* SUPPLIED RECORDS:
......
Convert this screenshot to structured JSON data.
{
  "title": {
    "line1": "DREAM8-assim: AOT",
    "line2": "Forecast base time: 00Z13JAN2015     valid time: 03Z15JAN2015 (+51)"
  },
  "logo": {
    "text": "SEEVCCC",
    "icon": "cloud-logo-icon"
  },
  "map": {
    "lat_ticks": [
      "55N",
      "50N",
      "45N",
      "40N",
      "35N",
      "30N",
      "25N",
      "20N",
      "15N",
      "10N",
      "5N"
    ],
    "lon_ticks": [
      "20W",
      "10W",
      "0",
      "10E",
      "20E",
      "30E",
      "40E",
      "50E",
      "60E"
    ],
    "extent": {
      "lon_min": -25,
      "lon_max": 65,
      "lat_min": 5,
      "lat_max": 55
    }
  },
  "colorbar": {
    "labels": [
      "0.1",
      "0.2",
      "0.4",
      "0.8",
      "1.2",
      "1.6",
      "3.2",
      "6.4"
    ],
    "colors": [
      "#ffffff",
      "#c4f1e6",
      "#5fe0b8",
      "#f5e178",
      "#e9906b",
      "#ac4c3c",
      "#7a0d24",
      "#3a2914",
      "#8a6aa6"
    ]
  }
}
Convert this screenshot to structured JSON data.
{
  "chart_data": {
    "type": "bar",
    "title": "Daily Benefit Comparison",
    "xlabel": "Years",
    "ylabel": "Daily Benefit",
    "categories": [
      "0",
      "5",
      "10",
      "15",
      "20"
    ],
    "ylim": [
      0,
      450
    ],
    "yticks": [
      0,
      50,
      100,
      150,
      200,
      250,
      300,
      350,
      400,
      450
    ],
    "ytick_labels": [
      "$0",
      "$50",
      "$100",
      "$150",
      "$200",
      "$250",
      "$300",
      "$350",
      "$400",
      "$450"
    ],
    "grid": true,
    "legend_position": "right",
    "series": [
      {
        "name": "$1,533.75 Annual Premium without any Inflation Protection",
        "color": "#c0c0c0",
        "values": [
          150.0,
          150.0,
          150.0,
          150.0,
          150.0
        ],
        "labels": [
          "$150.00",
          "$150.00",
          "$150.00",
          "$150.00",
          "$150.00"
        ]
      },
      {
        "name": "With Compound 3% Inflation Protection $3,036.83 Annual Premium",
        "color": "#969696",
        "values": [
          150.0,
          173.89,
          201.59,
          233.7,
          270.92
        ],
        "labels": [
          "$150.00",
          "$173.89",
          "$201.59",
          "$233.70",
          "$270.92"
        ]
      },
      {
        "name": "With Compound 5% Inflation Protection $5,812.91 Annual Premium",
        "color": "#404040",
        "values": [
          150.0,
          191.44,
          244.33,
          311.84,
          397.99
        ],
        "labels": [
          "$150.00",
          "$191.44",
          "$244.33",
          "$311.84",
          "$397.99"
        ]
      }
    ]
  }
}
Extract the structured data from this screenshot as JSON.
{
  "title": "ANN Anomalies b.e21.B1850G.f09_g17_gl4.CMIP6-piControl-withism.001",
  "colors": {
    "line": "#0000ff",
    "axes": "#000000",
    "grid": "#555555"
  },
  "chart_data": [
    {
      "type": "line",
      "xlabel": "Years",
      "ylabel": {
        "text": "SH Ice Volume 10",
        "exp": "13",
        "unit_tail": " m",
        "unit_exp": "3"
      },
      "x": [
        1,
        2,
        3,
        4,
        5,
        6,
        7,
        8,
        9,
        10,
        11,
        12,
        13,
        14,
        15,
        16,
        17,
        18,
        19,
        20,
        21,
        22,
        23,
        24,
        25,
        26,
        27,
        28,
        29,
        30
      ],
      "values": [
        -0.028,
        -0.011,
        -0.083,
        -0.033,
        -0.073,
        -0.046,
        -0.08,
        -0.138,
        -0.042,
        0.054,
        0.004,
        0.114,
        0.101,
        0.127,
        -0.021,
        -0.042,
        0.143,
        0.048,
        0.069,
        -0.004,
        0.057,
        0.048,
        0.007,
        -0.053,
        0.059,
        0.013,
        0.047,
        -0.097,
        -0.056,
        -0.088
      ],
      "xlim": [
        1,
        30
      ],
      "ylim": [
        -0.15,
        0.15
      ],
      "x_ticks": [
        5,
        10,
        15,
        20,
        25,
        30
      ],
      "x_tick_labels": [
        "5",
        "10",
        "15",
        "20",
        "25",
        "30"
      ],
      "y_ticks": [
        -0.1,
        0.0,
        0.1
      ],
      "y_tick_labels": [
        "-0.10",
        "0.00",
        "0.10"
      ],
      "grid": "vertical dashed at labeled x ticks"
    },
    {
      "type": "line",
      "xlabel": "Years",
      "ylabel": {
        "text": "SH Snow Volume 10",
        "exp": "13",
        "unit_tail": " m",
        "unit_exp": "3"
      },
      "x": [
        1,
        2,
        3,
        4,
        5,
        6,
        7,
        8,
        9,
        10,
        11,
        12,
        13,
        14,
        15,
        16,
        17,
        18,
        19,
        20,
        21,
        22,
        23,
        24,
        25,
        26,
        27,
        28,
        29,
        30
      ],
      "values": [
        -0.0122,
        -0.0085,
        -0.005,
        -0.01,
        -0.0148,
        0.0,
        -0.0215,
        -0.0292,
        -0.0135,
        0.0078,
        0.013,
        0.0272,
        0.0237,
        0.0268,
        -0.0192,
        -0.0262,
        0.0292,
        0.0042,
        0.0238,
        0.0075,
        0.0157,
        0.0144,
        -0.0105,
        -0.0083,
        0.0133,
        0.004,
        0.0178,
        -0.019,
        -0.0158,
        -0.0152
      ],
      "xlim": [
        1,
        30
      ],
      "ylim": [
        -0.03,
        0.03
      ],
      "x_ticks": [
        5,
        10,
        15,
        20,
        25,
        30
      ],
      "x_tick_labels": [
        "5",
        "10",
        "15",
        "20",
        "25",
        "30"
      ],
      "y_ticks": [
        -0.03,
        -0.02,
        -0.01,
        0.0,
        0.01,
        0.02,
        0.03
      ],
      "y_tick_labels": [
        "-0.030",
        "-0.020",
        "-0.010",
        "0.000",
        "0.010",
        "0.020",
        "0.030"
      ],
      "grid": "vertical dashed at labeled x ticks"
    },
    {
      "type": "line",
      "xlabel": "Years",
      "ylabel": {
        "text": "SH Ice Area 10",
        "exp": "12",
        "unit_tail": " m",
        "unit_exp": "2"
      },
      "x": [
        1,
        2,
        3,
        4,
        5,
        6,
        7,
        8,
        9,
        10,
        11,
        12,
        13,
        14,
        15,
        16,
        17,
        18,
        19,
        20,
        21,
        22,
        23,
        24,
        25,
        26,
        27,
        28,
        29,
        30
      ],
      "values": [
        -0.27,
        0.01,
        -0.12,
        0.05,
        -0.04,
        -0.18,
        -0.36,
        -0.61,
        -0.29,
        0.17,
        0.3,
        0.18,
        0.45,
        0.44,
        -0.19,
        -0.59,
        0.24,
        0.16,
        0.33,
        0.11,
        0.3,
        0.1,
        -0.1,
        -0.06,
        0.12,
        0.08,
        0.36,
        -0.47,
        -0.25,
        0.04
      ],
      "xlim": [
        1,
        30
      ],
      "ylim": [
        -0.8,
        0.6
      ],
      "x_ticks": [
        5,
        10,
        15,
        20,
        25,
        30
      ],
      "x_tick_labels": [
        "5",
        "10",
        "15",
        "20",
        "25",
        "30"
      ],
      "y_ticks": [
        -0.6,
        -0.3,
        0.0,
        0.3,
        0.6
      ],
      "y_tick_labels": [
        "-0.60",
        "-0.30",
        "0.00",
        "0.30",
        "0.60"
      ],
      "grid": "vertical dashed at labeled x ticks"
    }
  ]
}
......
For the material, find the number of lines holding the word "title" and give that figure and nothing more.

* TASK ANSWER:
3